Written problem — Extract the records below word for word and ignore the images.
____ Records for this exercise
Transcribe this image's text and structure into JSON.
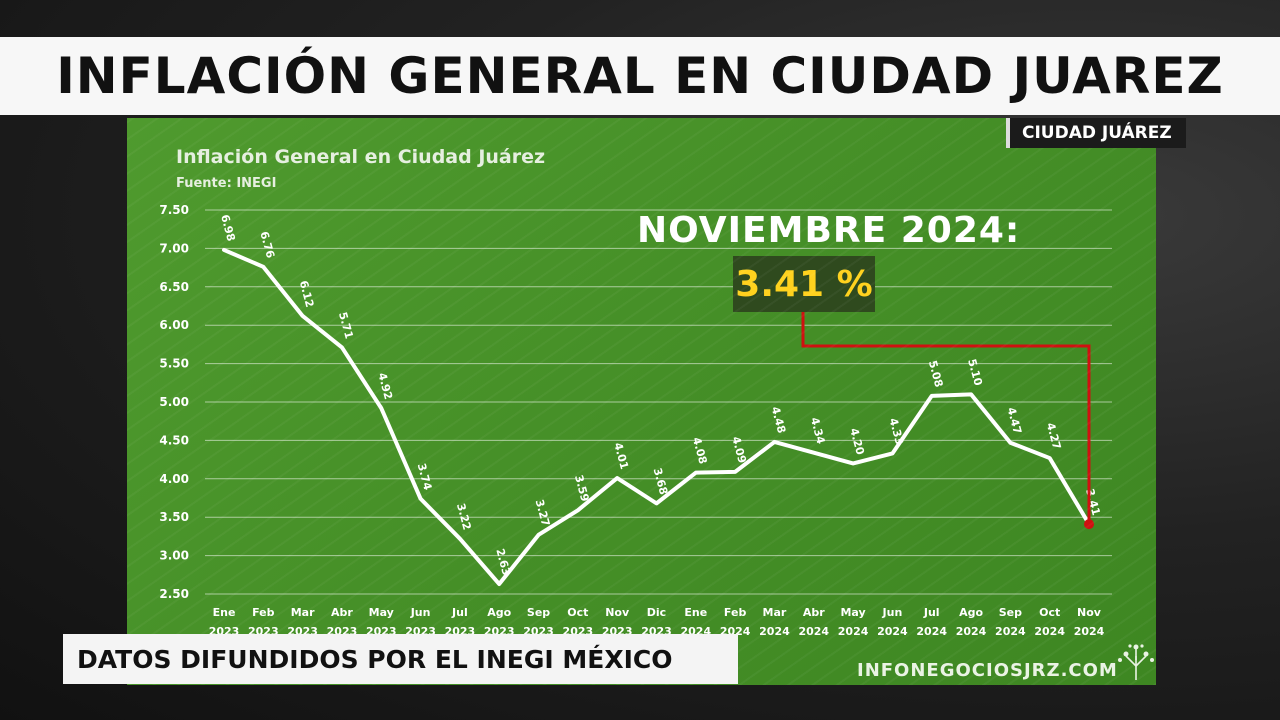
{
  "headline": "INFLACIÓN GENERAL EN CIUDAD JUAREZ",
  "city_tag": "CIUDAD JUÁREZ",
  "callout": {
    "heading": "NOVIEMBRE 2024:",
    "value": "3.41 %"
  },
  "ticker": "DATOS DIFUNDIDOS POR EL INEGI MÉXICO",
  "watermark": "INFONEGOCIOSJRZ.COM",
  "colors": {
    "panel": "#479128",
    "line": "#ffffff",
    "highlight": "#d01010",
    "callout_text": "#ffd21e"
  },
  "chart_data": {
    "type": "line",
    "title": "Inflación General en Ciudad Juárez",
    "subtitle": "Fuente: INEGI",
    "categories": [
      [
        "Ene",
        "2023"
      ],
      [
        "Feb",
        "2023"
      ],
      [
        "Mar",
        "2023"
      ],
      [
        "Abr",
        "2023"
      ],
      [
        "May",
        "2023"
      ],
      [
        "Jun",
        "2023"
      ],
      [
        "Jul",
        "2023"
      ],
      [
        "Ago",
        "2023"
      ],
      [
        "Sep",
        "2023"
      ],
      [
        "Oct",
        "2023"
      ],
      [
        "Nov",
        "2023"
      ],
      [
        "Dic",
        "2023"
      ],
      [
        "Ene",
        "2024"
      ],
      [
        "Feb",
        "2024"
      ],
      [
        "Mar",
        "2024"
      ],
      [
        "Abr",
        "2024"
      ],
      [
        "May",
        "2024"
      ],
      [
        "Jun",
        "2024"
      ],
      [
        "Jul",
        "2024"
      ],
      [
        "Ago",
        "2024"
      ],
      [
        "Sep",
        "2024"
      ],
      [
        "Oct",
        "2024"
      ],
      [
        "Nov",
        "2024"
      ]
    ],
    "values": [
      6.98,
      6.76,
      6.12,
      5.71,
      4.92,
      3.74,
      3.22,
      2.63,
      3.27,
      3.59,
      4.01,
      3.68,
      4.08,
      4.09,
      4.48,
      4.34,
      4.2,
      4.33,
      5.08,
      5.1,
      4.47,
      4.27,
      3.41
    ],
    "data_labels": [
      "6.98",
      "6.76",
      "6.12",
      "5.71",
      "4.92",
      "3.74",
      "3.22",
      "2.63",
      "3.27",
      "3.59",
      "4.01",
      "3.68",
      "4.08",
      "4.09",
      "4.48",
      "4.34",
      "4.20",
      "4.33",
      "5.08",
      "5.10",
      "4.47",
      "4.27",
      "3.41"
    ],
    "y_ticks": [
      "7.50",
      "7.00",
      "6.50",
      "6.00",
      "5.50",
      "5.00",
      "4.50",
      "4.00",
      "3.50",
      "3.00",
      "2.50"
    ],
    "ylim": [
      2.5,
      7.5
    ],
    "grid": true,
    "highlight_index": 22
  }
}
________
Task output —
Transcribe this image's text and structure into JSON.
{
  "headline": "INFLACIÓN GENERAL EN CIUDAD JUAREZ",
  "city_tag": "CIUDAD JUÁREZ",
  "callout": {
    "heading": "NOVIEMBRE 2024:",
    "value": "3.41 %"
  },
  "ticker": "DATOS DIFUNDIDOS POR EL INEGI MÉXICO",
  "watermark": "INFONEGOCIOSJRZ.COM",
  "colors": {
    "panel": "#479128",
    "line": "#ffffff",
    "highlight": "#d01010",
    "callout_text": "#ffd21e"
  },
  "chart_data": {
    "type": "line",
    "title": "Inflación General en Ciudad Juárez",
    "subtitle": "Fuente: INEGI",
    "categories": [
      [
        "Ene",
        "2023"
      ],
      [
        "Feb",
        "2023"
      ],
      [
        "Mar",
        "2023"
      ],
      [
        "Abr",
        "2023"
      ],
      [
        "May",
        "2023"
      ],
      [
        "Jun",
        "2023"
      ],
      [
        "Jul",
        "2023"
      ],
      [
        "Ago",
        "2023"
      ],
      [
        "Sep",
        "2023"
      ],
      [
        "Oct",
        "2023"
      ],
      [
        "Nov",
        "2023"
      ],
      [
        "Dic",
        "2023"
      ],
      [
        "Ene",
        "2024"
      ],
      [
        "Feb",
        "2024"
      ],
      [
        "Mar",
        "2024"
      ],
      [
        "Abr",
        "2024"
      ],
      [
        "May",
        "2024"
      ],
      [
        "Jun",
        "2024"
      ],
      [
        "Jul",
        "2024"
      ],
      [
        "Ago",
        "2024"
      ],
      [
        "Sep",
        "2024"
      ],
      [
        "Oct",
        "2024"
      ],
      [
        "Nov",
        "2024"
      ]
    ],
    "values": [
      6.98,
      6.76,
      6.12,
      5.71,
      4.92,
      3.74,
      3.22,
      2.63,
      3.27,
      3.59,
      4.01,
      3.68,
      4.08,
      4.09,
      4.48,
      4.34,
      4.2,
      4.33,
      5.08,
      5.1,
      4.47,
      4.27,
      3.41
    ],
    "data_labels": [
      "6.98",
      "6.76",
      "6.12",
      "5.71",
      "4.92",
      "3.74",
      "3.22",
      "2.63",
      "3.27",
      "3.59",
      "4.01",
      "3.68",
      "4.08",
      "4.09",
      "4.48",
      "4.34",
      "4.20",
      "4.33",
      "5.08",
      "5.10",
      "4.47",
      "4.27",
      "3.41"
    ],
    "y_ticks": [
      "7.50",
      "7.00",
      "6.50",
      "6.00",
      "5.50",
      "5.00",
      "4.50",
      "4.00",
      "3.50",
      "3.00",
      "2.50"
    ],
    "ylim": [
      2.5,
      7.5
    ],
    "grid": true,
    "highlight_index": 22
  }
}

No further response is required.